- **To do**: The data below is to be returned in full and exactly.

===== Task material

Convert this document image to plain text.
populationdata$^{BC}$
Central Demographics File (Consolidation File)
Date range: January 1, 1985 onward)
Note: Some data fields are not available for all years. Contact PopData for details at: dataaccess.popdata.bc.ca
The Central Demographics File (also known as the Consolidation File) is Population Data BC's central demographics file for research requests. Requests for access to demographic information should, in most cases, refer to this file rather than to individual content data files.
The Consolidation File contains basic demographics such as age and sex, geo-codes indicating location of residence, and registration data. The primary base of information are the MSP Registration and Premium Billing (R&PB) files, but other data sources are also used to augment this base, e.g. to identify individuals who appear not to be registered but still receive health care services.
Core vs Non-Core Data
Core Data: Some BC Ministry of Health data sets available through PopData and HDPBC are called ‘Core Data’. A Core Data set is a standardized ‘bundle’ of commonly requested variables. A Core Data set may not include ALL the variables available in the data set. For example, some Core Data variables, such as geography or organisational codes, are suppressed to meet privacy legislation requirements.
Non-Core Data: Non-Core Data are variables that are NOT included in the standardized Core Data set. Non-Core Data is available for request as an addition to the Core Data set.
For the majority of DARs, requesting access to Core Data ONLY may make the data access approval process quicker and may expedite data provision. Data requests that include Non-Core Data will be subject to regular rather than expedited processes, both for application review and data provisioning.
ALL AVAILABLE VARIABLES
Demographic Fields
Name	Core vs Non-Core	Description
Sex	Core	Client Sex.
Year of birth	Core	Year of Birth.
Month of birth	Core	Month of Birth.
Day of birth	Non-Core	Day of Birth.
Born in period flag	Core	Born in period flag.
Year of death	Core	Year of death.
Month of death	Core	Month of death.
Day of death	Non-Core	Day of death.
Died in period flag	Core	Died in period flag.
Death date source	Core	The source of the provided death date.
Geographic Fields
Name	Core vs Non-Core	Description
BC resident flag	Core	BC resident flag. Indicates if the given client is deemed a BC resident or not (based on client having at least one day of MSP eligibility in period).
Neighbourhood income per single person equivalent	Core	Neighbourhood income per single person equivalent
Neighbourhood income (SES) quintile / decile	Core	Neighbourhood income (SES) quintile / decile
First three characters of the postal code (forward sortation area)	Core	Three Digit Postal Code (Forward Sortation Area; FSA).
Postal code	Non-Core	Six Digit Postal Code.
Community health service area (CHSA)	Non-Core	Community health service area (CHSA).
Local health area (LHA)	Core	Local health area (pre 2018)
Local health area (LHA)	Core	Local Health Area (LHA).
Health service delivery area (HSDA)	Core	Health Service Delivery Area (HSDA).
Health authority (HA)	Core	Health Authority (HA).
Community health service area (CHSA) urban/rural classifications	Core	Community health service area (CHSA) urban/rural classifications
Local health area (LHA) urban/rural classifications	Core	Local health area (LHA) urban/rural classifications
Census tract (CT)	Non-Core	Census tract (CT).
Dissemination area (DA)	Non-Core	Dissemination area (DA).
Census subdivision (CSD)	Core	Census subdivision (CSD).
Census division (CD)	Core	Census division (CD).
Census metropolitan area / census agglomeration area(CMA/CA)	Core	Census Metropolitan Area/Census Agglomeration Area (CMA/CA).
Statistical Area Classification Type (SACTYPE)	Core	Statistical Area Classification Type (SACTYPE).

==========

- **Result below**:
Convert this document image to plain text.
populationdata$^{BC}$
Central Demographics File (Consolidation File)
Date range: January 1, 1985 onward)
Note: Some data fields are not available for all years. Contact PopData for details at: dataaccess.popdata.bc.ca
The Central Demographics File (also known as the Consolidation File) is Population Data BC's central demographics file for research requests. Requests for access to demographic information should, in most cases, refer to this file rather than to individual content data files.
The Consolidation File contains basic demographics such as age and sex, geo-codes indicating location of residence, and registration data. The primary base of information are the MSP Registration and Premium Billing (R&PB) files, but other data sources are also used to augment this base, e.g. to identify individuals who appear not to be registered but still receive health care services.
Core vs Non-Core Data
Core Data: Some BC Ministry of Health data sets available through PopData and HDPBC are called ‘Core Data’. A Core Data set is a standardized ‘bundle’ of commonly requested variables. A Core Data set may not include ALL the variables available in the data set. For example, some Core Data variables, such as geography or organisational codes, are suppressed to meet privacy legislation requirements.
Non-Core Data: Non-Core Data are variables that are NOT included in the standardized Core Data set. Non-Core Data is available for request as an addition to the Core Data set.
For the majority of DARs, requesting access to Core Data ONLY may make the data access approval process quicker and may expedite data provision. Data requests that include Non-Core Data will be subject to regular rather than expedited processes, both for application review and data provisioning.
ALL AVAILABLE VARIABLES
Demographic Fields
Name	Core vs Non-Core	Description
Sex	Core	Client Sex.
Year of birth	Core	Year of Birth.
Month of birth	Core	Month of Birth.
Day of birth	Non-Core	Day of Birth.
Born in period flag	Core	Born in period flag.
Year of death	Core	Year of death.
Month of death	Core	Month of death.
Day of death	Non-Core	Day of death.
Died in period flag	Core	Died in period flag.
Death date source	Core	The source of the provided death date.
Geographic Fields
Name	Core vs Non-Core	Description
BC resident flag	Core	BC resident flag. Indicates if the given client is deemed a BC resident or not (based on client having at least one day of MSP eligibility in period).
Neighbourhood income per single person equivalent	Core	Neighbourhood income per single person equivalent
Neighbourhood income (SES) quintile / decile	Core	Neighbourhood income (SES) quintile / decile
First three characters of the postal code (forward sortation area)	Core	Three Digit Postal Code (Forward Sortation Area; FSA).
Postal code	Non-Core	Six Digit Postal Code.
Community health service area (CHSA)	Non-Core	Community health service area (CHSA).
Local health area (LHA)	Core	Local health area (pre 2018)
Local health area (LHA)	Core	Local Health Area (LHA).
Health service delivery area (HSDA)	Core	Health Service Delivery Area (HSDA).
Health authority (HA)	Core	Health Authority (HA).
Community health service area (CHSA) urban/rural classifications	Core	Community health service area (CHSA) urban/rural classifications
Local health area (LHA) urban/rural classifications	Core	Local health area (LHA) urban/rural classifications
Census tract (CT)	Non-Core	Census tract (CT).
Dissemination area (DA)	Non-Core	Dissemination area (DA).
Census subdivision (CSD)	Core	Census subdivision (CSD).
Census division (CD)	Core	Census division (CD).
Census metropolitan area / census agglomeration area(CMA/CA)	Core	Census Metropolitan Area/Census Agglomeration Area (CMA/CA).
Statistical Area Classification Type (SACTYPE)	Core	Statistical Area Classification Type (SACTYPE).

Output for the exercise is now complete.